EXERCISE BRIEF »
Only the lines holding the string "JSON" are needed. Copy each one.

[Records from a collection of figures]
--------------------------------------------------
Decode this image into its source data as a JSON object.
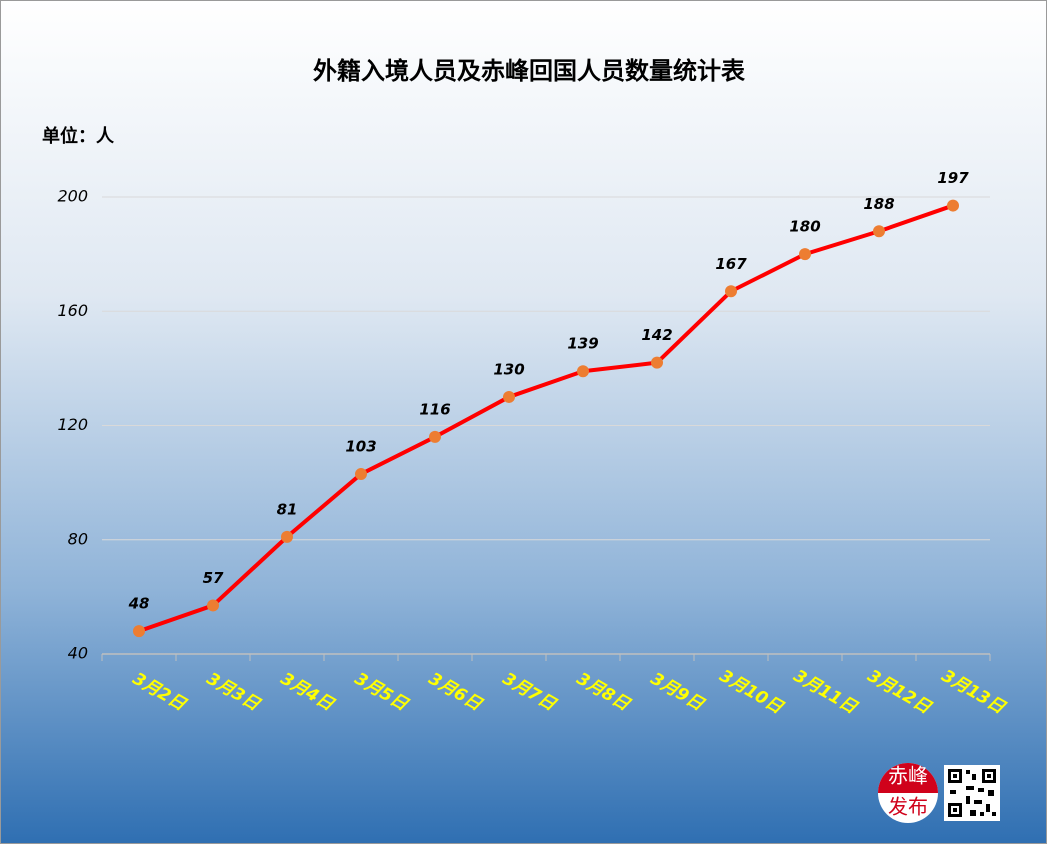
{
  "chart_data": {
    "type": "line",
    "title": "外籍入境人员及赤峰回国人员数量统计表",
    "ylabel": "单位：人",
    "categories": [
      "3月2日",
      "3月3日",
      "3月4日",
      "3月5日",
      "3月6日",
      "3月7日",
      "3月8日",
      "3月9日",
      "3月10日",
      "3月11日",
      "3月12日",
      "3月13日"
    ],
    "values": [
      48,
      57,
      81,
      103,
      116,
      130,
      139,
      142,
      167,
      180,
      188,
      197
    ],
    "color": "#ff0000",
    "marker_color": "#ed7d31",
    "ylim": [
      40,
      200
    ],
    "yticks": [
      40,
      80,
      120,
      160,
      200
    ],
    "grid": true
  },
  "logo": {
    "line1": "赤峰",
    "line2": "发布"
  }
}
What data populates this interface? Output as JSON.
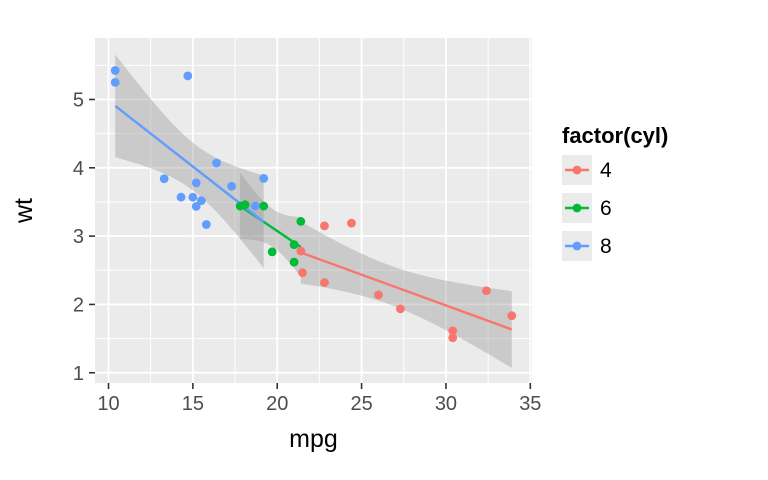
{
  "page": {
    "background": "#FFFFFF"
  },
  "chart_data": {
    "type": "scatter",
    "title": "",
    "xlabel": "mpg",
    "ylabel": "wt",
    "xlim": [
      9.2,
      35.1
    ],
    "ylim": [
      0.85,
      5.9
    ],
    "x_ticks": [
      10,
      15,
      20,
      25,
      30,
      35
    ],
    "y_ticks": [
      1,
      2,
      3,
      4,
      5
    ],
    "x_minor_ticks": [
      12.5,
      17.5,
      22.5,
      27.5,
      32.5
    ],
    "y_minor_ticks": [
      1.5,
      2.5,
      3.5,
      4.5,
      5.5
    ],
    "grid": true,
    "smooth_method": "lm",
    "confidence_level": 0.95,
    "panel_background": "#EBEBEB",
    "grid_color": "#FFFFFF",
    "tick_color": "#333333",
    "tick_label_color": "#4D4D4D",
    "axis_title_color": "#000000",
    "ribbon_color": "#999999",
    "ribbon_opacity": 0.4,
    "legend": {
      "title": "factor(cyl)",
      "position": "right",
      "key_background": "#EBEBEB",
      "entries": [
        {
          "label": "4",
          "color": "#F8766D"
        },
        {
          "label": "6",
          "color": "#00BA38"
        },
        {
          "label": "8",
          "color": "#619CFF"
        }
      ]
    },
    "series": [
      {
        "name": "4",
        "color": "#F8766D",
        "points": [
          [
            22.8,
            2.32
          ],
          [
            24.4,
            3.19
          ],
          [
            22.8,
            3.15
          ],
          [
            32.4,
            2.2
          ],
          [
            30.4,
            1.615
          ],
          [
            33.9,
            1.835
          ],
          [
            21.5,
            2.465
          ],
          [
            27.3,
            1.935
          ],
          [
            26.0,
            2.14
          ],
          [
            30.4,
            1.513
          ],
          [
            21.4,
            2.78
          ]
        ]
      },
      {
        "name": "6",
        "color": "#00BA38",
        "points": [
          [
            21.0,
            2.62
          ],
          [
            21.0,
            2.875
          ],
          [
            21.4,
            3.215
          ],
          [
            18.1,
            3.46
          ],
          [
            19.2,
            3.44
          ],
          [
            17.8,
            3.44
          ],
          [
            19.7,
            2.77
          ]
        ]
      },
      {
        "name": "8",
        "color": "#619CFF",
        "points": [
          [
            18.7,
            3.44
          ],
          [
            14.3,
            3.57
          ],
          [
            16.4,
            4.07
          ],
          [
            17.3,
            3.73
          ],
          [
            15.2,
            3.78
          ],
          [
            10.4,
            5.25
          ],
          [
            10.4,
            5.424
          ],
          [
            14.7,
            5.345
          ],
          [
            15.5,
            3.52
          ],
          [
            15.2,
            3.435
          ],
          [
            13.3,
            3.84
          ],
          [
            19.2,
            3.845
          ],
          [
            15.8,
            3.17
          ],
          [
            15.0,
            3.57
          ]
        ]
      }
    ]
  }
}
--------------------------------------------------
TASK RESPONSE »
Decode this image into its source data as a JSON object.
What data populates this interface? Output as JSON.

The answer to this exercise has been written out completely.